#### WRITTEN PROBLEM:
Find how many lines hold the word "ponga". Give only the number.

#### DATA TO PROCESS:
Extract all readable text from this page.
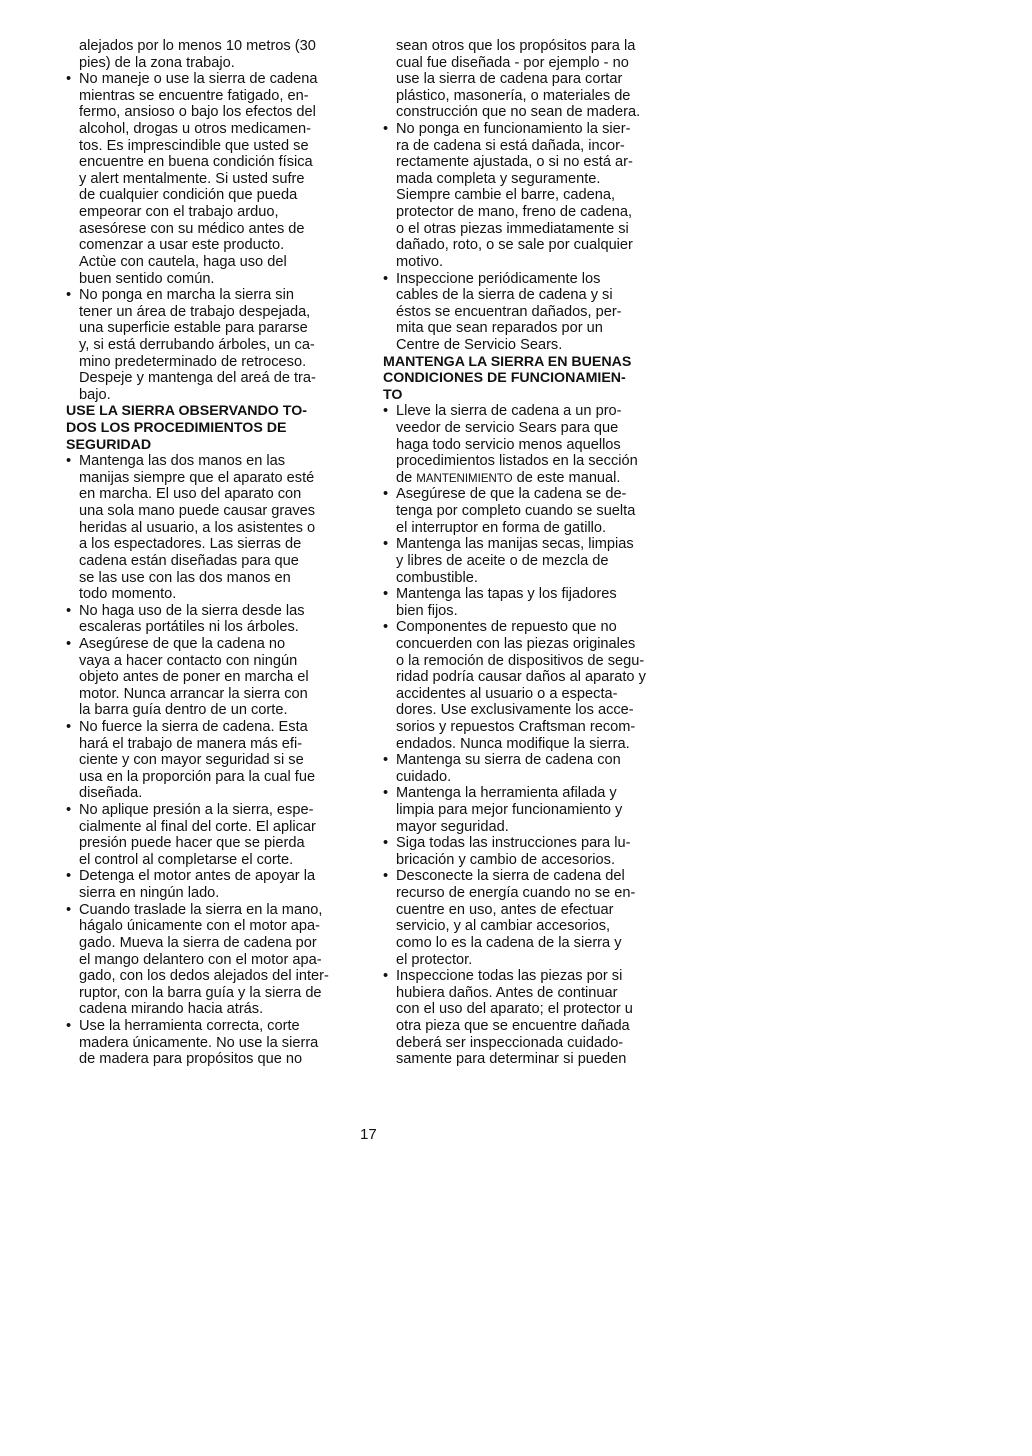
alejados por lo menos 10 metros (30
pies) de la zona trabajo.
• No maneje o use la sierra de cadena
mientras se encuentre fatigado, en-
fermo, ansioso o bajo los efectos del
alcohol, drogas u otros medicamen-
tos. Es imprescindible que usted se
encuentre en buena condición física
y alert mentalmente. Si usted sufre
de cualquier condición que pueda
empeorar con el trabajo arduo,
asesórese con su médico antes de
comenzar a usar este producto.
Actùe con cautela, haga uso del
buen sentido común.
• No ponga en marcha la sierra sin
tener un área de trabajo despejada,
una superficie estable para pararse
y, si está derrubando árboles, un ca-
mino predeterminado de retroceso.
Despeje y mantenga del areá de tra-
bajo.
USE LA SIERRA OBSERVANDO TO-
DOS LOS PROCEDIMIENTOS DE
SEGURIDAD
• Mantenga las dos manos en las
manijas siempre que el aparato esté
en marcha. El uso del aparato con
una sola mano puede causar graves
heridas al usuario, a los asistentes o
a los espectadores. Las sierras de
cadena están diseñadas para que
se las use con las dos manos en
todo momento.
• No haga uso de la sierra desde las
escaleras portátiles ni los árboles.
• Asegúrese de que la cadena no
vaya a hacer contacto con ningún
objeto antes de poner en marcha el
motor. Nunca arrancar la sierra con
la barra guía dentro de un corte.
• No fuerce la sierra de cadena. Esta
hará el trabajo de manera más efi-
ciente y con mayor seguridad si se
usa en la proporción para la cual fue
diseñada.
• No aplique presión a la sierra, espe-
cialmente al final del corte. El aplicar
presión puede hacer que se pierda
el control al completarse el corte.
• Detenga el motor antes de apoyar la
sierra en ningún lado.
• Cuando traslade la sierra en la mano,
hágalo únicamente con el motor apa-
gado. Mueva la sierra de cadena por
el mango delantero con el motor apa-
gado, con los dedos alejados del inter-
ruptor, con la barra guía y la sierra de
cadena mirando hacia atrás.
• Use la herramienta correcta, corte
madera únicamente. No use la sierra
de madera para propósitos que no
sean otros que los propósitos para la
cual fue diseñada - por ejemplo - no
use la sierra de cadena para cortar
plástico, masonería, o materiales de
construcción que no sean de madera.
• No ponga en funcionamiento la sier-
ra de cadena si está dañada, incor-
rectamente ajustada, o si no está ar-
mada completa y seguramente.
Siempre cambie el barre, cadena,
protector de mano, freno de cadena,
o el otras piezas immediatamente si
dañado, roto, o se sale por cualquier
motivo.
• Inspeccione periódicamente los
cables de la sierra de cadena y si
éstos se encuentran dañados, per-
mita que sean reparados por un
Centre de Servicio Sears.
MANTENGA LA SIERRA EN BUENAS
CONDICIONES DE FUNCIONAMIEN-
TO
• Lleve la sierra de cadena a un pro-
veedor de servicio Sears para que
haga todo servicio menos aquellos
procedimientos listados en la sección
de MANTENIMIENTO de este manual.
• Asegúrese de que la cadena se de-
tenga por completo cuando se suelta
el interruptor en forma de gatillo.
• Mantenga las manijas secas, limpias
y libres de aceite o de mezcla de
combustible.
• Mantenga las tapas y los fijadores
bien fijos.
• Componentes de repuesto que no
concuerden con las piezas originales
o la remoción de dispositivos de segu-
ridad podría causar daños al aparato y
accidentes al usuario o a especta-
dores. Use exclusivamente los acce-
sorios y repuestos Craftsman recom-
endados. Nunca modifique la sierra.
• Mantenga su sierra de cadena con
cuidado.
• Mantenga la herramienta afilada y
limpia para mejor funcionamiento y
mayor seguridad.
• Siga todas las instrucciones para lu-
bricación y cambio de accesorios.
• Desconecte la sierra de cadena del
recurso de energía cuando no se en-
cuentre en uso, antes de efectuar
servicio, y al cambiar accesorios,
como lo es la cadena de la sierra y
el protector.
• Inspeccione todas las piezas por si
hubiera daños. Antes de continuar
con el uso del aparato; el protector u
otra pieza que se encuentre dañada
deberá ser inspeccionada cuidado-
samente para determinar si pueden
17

#### RESULT FOR THIS TASK:
2